--- PROBLEM ---
Your task is to output all the records below, word for word.

--- RECORDS FOR PROCESSING ---
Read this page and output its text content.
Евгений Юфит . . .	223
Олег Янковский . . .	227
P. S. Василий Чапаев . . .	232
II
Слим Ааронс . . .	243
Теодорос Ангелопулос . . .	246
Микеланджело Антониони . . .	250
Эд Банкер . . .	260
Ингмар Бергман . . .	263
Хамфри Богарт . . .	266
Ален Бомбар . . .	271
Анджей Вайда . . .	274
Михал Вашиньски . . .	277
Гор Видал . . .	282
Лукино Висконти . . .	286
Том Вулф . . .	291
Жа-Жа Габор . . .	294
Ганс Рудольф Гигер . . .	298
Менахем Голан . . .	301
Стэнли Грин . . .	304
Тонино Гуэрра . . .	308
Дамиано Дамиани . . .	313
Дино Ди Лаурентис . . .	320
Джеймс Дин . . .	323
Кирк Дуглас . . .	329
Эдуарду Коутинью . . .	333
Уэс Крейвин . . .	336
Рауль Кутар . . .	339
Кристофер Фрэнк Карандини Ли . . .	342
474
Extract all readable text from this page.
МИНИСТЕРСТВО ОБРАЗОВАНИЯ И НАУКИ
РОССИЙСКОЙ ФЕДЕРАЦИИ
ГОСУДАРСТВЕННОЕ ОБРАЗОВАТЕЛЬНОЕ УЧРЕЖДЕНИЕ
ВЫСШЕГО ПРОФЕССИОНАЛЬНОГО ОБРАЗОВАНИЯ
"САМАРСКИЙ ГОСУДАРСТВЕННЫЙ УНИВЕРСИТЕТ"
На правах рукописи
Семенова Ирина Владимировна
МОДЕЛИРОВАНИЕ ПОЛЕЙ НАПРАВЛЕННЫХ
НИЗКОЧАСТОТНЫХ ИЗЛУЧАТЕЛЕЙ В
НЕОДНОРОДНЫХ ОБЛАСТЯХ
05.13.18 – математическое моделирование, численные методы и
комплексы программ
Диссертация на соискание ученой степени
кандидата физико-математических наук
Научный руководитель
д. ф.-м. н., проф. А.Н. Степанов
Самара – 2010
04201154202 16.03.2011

--- RESPONSE ---
Read this page and output its text content.
Евгений Юфит . . .	223
Олег Янковский . . .	227
P. S. Василий Чапаев . . .	232
II
Слим Ааронс . . .	243
Теодорос Ангелопулос . . .	246
Микеланджело Антониони . . .	250
Эд Банкер . . .	260
Ингмар Бергман . . .	263
Хамфри Богарт . . .	266
Ален Бомбар . . .	271
Анджей Вайда . . .	274
Михал Вашиньски . . .	277
Гор Видал . . .	282
Лукино Висконти . . .	286
Том Вулф . . .	291
Жа-Жа Габор . . .	294
Ганс Рудольф Гигер . . .	298
Менахем Голан . . .	301
Стэнли Грин . . .	304
Тонино Гуэрра . . .	308
Дамиано Дамиани . . .	313
Дино Ди Лаурентис . . .	320
Джеймс Дин . . .	323
Кирк Дуглас . . .	329
Эдуарду Коутинью . . .	333
Уэс Крейвин . . .	336
Рауль Кутар . . .	339
Кристофер Фрэнк Карандини Ли . . .	342
474
Extract all readable text from this page.
МИНИСТЕРСТВО ОБРАЗОВАНИЯ И НАУКИ
РОССИЙСКОЙ ФЕДЕРАЦИИ
ГОСУДАРСТВЕННОЕ ОБРАЗОВАТЕЛЬНОЕ УЧРЕЖДЕНИЕ
ВЫСШЕГО ПРОФЕССИОНАЛЬНОГО ОБРАЗОВАНИЯ
"САМАРСКИЙ ГОСУДАРСТВЕННЫЙ УНИВЕРСИТЕТ"
На правах рукописи
Семенова Ирина Владимировна
МОДЕЛИРОВАНИЕ ПОЛЕЙ НАПРАВЛЕННЫХ
НИЗКОЧАСТОТНЫХ ИЗЛУЧАТЕЛЕЙ В
НЕОДНОРОДНЫХ ОБЛАСТЯХ
05.13.18 – математическое моделирование, численные методы и
комплексы программ
Диссертация на соискание ученой степени
кандидата физико-математических наук
Научный руководитель
д. ф.-м. н., проф. А.Н. Степанов
Самара – 2010
04201154202 16.03.2011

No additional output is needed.